Extract:
_ _ _

By abuse of notation, we also denote by $\varphi:W\rightarrow W^*$ the isomorphism induced by $\varphi:V\rightarrow V^*$, where $W\subset V$ is a subspace. (Here's where positive-definiteness plays a role. Exercise: why? Hint: what is ${\rm Ker}(m^*\circ\varphi)\subset V$ in geometrical terms?)
$$\require{AMScd} \begin{CD} W@>m>>V\\ @V\varphi VV@V\varphi VV\\ W^*@<m^*<<V^* \end{CD} $$
It's easy to see that the functor ${\bf Gr}(V)\rightarrow{\bf Gr}(V)^{\bf op}$ defined by the formula $m\mapsto\varphi^{-1}m^*\varphi$ is an isomorphism.
$$\require{AMScd} \begin{CD} W_1@>m>>W_2\\ @A\varphi^{-1}AA&@V\varphi VV\\ W_1^*@<m^*<<W_2^* \end{CD} $$
2. Is it possible to (slightly or radically) modify the definition of ${\bf Gr}(V)$ so that ${\bf Gr}(-)$ becomes a functor (or some related notion) on the category of vector spaces (or some related category)? If it is, then is ${\bf Gr}(-)$ naturally isomorphic to ${\bf Gr}(-)^{\bf op}$ ? If it isn't, then why not?
Now, let ${\rm GL}(V)$ be the group of linear automorphisms of the vector space $V$. We can define a poset ${\bf GL}(V)$ whose objects are subgroups $G\subset {\rm GL}(V)$ and whose morphisms are the inclusions $G_1\rightarrow G_2$ between subgroups of ${\rm GL}(V)$. Obviously, $1\subset{\rm GL}(V)$ and ${\rm GL}(V)\subset{\rm GL}(V)$ are the initial and the final objects of ${\bf GL}(V)$, respectively.
Clearly, there's some relation between ${\bf Gr}(V)$ and ${\bf GL}(V)$. Indeed, to a subspace $W\subset V$ we can associate a subgroup ${\rm Stab}_{{\rm GL}(V)}(W)\subset{\rm GL}(V)$ consisting of the elements of ${\rm GL}(V)$ that stabilize $W$. Of course, this rule doesn't define an isomorphism between ${\bf Gr}(V)$ and ${\bf GL}(V)$ since ${\rm Stab}_{{\rm GL}(V)}(0)={\rm Stab}_{{\rm GL}(V)}(V)={\rm GL}(V)$. Actually, it doesn't define a functor at all.
However, to a subspace $W\subset V$ we can also associate a subgroup ${\rm Fix}_{{\rm GL}(V)}(W)\subset{\rm GL}(V)$ consisting of the elements of ${\rm GL}(V)$ that act trivially on $W$. It's easy to see that this rule defines a faithful contravariant functor ${\rm Fix}:{\bf Gr}(V)\rightarrow{\bf GL}(V)$.

_ _ _

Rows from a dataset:
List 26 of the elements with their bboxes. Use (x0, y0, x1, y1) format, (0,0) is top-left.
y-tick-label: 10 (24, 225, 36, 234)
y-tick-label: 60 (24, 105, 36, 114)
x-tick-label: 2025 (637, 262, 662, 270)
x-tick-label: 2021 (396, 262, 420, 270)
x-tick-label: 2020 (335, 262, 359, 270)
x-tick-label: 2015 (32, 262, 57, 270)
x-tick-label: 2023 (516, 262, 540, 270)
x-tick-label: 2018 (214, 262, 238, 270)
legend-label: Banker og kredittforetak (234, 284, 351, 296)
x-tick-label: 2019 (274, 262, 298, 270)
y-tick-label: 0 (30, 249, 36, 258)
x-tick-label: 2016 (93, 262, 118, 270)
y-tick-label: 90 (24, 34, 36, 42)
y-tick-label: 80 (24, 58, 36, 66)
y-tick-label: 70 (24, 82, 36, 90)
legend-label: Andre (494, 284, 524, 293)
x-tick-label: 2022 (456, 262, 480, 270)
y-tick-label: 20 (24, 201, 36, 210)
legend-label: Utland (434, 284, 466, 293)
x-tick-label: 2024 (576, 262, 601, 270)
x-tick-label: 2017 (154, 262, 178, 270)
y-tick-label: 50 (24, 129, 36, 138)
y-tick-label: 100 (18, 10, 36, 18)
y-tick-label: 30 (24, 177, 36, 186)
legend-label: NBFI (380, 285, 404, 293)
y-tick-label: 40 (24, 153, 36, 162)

_ _ _

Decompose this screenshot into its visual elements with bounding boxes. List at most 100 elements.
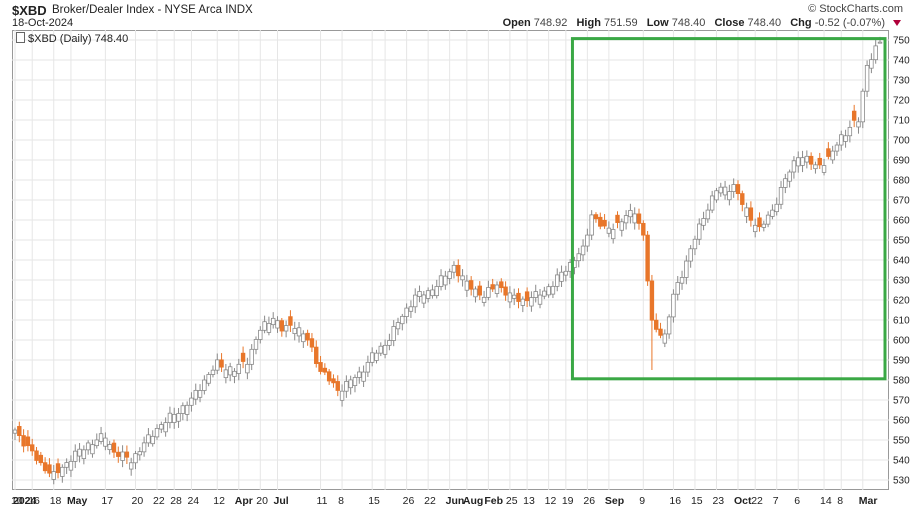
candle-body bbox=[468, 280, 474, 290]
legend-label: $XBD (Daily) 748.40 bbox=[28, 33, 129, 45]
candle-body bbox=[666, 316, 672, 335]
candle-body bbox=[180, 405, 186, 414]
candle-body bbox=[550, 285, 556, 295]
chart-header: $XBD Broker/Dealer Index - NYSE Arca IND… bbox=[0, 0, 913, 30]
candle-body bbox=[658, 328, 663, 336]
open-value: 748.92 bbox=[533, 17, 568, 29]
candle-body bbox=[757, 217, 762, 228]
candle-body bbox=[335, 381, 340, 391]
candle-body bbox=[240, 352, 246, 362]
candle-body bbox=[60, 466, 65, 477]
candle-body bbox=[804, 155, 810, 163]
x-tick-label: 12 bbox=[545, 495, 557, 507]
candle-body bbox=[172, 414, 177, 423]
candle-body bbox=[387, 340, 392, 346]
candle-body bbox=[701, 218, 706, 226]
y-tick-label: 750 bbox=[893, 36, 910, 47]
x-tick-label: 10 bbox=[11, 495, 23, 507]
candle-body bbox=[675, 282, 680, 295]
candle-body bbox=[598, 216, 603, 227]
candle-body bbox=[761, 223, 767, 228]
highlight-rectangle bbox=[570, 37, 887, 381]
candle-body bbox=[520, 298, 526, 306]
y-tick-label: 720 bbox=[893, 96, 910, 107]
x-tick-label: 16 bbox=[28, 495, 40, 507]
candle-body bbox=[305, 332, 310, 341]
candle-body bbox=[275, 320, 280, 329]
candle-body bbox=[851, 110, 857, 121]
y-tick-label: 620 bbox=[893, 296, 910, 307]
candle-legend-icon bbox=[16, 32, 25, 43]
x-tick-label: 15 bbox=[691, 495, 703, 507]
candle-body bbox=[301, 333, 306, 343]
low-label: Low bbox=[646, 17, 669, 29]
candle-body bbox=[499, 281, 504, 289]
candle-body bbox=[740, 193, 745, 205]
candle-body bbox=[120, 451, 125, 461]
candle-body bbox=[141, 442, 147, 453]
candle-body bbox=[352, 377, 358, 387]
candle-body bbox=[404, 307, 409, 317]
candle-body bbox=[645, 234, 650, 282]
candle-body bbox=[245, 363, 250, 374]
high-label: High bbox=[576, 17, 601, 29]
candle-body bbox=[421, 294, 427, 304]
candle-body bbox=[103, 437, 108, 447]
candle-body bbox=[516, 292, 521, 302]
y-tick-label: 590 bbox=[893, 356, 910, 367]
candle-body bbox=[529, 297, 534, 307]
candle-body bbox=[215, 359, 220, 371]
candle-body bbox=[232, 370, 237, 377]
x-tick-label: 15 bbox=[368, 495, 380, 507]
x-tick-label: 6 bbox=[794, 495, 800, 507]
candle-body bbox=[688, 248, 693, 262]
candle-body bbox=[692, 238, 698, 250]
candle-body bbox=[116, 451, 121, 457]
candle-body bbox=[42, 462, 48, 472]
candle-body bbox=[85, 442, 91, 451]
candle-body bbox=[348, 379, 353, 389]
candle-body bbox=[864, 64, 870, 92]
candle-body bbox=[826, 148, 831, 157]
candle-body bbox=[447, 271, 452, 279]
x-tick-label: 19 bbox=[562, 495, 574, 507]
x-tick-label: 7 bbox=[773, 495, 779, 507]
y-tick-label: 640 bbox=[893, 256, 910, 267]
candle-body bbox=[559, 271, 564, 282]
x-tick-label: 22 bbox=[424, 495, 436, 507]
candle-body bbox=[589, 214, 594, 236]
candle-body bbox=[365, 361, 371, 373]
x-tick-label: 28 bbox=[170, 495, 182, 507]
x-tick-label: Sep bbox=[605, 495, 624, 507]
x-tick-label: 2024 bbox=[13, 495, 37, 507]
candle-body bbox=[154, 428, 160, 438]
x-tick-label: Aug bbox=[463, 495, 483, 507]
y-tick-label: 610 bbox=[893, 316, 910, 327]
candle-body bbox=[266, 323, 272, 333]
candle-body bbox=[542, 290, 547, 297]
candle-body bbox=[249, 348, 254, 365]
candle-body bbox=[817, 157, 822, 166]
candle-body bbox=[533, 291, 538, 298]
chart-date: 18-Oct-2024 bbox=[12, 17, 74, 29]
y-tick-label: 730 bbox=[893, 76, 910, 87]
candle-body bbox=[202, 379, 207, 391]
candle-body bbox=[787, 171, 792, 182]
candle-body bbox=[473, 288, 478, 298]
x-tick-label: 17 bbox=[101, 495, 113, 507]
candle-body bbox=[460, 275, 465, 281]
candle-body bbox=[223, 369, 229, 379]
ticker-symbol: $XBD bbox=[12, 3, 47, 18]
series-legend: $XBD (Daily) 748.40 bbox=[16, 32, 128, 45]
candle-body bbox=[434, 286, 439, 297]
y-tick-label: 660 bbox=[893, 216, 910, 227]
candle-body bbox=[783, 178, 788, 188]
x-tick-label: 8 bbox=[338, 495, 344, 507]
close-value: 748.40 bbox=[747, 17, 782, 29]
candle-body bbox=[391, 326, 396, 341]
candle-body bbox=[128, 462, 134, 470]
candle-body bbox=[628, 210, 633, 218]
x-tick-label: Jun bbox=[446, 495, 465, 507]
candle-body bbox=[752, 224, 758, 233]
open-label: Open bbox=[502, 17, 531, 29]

_ _ _

What to do:
(1) Update the listing lines starting with the line that contains "List 26 of the" and going on through the line that contains "y-tick-label: 40 (24, 153, 36, 162)". Replace "legend-label" with "legend-entry" and leave everything else unchanged.
(2) Continue the text on subspace posets and subgroups of GL(V) from where it stops.
The text and the listing have no connection to each other.

Answer set:
(1)
List 26 of the elements with their bboxes. Use (x0, y0, x1, y1) format, (0,0) is top-left.
y-tick-label: 10 (24, 225, 36, 234)
y-tick-label: 60 (24, 105, 36, 114)
x-tick-label: 2025 (637, 262, 662, 270)
x-tick-label: 2021 (396, 262, 420, 270)
x-tick-label: 2020 (335, 262, 359, 270)
x-tick-label: 2015 (32, 262, 57, 270)
x-tick-label: 2023 (516, 262, 540, 270)
x-tick-label: 2018 (214, 262, 238, 270)
legend-entry: Banker og kredittforetak (234, 284, 351, 296)
x-tick-label: 2019 (274, 262, 298, 270)
y-tick-label: 0 (30, 249, 36, 258)
x-tick-label: 2016 (93, 262, 118, 270)
y-tick-label: 90 (24, 34, 36, 42)
y-tick-label: 80 (24, 58, 36, 66)
y-tick-label: 70 (24, 82, 36, 90)
legend-entry: Andre (494, 284, 524, 293)
x-tick-label: 2022 (456, 262, 480, 270)
y-tick-label: 20 (24, 201, 36, 210)
legend-entry: Utland (434, 284, 466, 293)
x-tick-label: 2024 (576, 262, 601, 270)
x-tick-label: 2017 (154, 262, 178, 270)
y-tick-label: 50 (24, 129, 36, 138)
y-tick-label: 100 (18, 10, 36, 18)
y-tick-label: 30 (24, 177, 36, 186)
legend-entry: NBFI (380, 285, 404, 293)
y-tick-label: 40 (24, 153, 36, 162)

(2)
3. Evidently, ${\bf Gr}(V)$ is much 'smaller' than ${\bf GL}(V)$. For instance, in the latter there are many finite and discrete subgroups appearing everywhere, and subject to many non-trivial inclusion relations. But still, in the mood of the previous question, is it possible to define some kind of 'adjunction' involving the functor ${\rm Fix}$ ?
Finally, the example I had in mind is the poset ${\bf GL}(V)$. I'm pretty sure it isn't isomorphic to ${\bf GL}(V)^{\bf op}$, but how can one prove that?
I tried to consider, say, its 'almost-initial' objects, i.e., the subgroups $G\subset{\rm GL}(V)$ for which the inclusion $1\rightarrow G$ cannot be non-trivially factorized. These are clearly a lot of discrete subgroups, and possibly some non-discrete ones too, which are loosely related to subspaces of $V$: there's a copy of $S_2=\pm1$ for each subspace, etc. But, how can I pick all of them in such a way that they become comparable to the 'almost-final' objects of ${\bf Gr}(V)$ ? Are there any suggestions of different approaches that might help here?
4. Is the poset ${\bf GL}(V)$ isomorphic to ${\bf GL}(V)^{\bf op}$ ?
Here are answers to your first two questions.
1. If $\phi : V \to V^*$ is any linear map, then for each $u \in V, \phi(u)$ is a linear form on $V$. Therefore $\phi$ is naturally isomorphic to the bilinear form $$\tilde \phi : V \times V \to \Bbb R : (u,v) \mapsto \phi(u)(v)$$ The characteristics of $\tilde \phi$, including signature, are thus applicable to $\phi$.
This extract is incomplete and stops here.